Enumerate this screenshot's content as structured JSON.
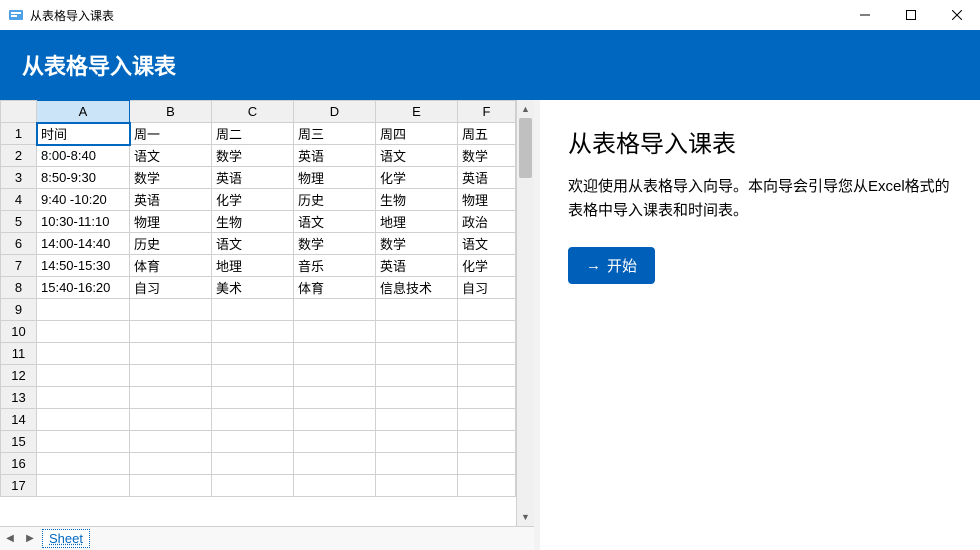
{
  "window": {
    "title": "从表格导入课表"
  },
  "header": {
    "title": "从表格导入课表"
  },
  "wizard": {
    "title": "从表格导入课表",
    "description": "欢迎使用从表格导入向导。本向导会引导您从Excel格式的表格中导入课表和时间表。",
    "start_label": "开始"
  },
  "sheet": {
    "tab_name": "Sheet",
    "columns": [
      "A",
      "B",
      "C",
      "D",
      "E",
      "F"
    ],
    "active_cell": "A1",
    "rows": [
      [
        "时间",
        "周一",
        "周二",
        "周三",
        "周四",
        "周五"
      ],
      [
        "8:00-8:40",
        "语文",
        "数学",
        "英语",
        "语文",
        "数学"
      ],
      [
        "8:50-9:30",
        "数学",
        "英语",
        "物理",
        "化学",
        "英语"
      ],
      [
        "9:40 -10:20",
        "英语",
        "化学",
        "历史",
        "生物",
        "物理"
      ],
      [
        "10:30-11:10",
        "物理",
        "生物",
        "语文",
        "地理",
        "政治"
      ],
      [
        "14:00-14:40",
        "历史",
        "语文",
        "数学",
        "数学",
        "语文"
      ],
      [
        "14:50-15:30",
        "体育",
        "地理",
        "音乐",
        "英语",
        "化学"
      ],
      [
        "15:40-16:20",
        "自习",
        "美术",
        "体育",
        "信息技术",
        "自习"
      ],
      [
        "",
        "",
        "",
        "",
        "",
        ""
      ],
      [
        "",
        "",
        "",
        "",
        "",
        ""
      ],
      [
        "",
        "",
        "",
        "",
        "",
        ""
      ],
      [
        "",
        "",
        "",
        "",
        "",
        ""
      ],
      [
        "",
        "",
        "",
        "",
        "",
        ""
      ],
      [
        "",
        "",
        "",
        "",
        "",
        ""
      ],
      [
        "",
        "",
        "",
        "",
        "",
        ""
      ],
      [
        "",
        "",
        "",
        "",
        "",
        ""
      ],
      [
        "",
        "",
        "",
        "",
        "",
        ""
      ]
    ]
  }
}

^^^^^^^^

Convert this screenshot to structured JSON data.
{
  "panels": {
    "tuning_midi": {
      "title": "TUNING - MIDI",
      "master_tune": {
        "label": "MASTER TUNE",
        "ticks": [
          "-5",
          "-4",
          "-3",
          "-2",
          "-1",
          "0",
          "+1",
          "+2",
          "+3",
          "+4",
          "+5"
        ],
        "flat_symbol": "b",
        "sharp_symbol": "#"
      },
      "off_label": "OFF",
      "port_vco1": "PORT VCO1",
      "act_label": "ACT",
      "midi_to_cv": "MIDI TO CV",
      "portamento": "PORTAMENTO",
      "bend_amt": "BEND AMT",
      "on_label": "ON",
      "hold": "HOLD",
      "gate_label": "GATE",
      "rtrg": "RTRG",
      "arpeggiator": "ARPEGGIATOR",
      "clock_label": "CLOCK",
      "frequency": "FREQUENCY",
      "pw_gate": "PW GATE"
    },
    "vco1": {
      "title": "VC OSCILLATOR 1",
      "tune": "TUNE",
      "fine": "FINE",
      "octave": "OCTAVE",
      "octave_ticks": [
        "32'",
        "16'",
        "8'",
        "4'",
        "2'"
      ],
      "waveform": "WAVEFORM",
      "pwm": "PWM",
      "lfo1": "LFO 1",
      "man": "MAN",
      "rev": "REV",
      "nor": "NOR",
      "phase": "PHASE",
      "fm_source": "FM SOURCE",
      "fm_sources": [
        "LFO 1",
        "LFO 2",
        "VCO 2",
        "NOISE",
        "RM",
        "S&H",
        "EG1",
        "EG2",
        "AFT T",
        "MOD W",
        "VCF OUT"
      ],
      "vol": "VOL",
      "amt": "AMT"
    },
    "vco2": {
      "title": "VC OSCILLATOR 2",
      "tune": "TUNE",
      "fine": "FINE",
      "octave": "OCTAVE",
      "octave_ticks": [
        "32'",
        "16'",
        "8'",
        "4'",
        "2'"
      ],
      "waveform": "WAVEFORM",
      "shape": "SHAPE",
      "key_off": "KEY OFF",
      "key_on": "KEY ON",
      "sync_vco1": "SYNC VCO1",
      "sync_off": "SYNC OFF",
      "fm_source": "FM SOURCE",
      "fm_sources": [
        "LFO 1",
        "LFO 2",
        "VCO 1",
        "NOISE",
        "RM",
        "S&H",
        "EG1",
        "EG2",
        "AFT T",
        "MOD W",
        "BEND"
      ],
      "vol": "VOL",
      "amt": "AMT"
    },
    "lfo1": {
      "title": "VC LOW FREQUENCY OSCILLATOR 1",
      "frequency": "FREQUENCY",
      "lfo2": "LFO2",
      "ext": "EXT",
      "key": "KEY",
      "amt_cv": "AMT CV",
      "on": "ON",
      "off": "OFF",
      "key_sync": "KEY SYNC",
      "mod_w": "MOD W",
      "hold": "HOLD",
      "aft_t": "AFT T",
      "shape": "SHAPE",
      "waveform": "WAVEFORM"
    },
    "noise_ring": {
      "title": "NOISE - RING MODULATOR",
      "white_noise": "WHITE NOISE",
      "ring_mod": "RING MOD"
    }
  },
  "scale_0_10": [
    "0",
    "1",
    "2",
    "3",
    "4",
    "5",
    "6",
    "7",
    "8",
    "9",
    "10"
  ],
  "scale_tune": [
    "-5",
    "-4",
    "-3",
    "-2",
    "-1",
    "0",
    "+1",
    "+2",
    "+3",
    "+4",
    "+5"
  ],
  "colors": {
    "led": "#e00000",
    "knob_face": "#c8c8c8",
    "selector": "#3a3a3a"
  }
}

^^^^^^^^

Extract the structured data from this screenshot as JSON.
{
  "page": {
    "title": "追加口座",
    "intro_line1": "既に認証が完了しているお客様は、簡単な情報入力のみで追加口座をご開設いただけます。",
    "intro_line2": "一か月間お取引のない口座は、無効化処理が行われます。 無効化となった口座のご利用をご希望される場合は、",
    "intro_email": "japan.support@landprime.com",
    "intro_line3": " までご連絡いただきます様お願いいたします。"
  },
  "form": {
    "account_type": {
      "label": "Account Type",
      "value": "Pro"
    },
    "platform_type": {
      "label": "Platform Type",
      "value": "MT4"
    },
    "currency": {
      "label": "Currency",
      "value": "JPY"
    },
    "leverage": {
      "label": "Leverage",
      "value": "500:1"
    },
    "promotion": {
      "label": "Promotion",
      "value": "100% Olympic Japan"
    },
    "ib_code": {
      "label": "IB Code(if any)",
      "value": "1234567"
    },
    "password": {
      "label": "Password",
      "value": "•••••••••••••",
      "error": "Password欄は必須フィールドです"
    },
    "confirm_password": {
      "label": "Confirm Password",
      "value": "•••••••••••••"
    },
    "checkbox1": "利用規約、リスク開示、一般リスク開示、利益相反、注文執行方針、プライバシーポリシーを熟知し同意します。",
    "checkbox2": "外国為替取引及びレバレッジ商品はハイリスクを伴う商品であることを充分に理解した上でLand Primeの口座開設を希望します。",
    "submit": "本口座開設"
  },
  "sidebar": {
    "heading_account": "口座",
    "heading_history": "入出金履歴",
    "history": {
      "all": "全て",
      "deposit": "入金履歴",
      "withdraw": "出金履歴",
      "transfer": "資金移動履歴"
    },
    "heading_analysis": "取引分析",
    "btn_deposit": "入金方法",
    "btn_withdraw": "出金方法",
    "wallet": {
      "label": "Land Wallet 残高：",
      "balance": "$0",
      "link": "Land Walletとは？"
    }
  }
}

^^^^^^^^

> What you are asked to do:
Collect each line holding the string "SYNC".

> Reply:
      "sync_vco1": "SYNC VCO1",
      "sync_off": "SYNC OFF",
      "key_sync": "KEY SYNC",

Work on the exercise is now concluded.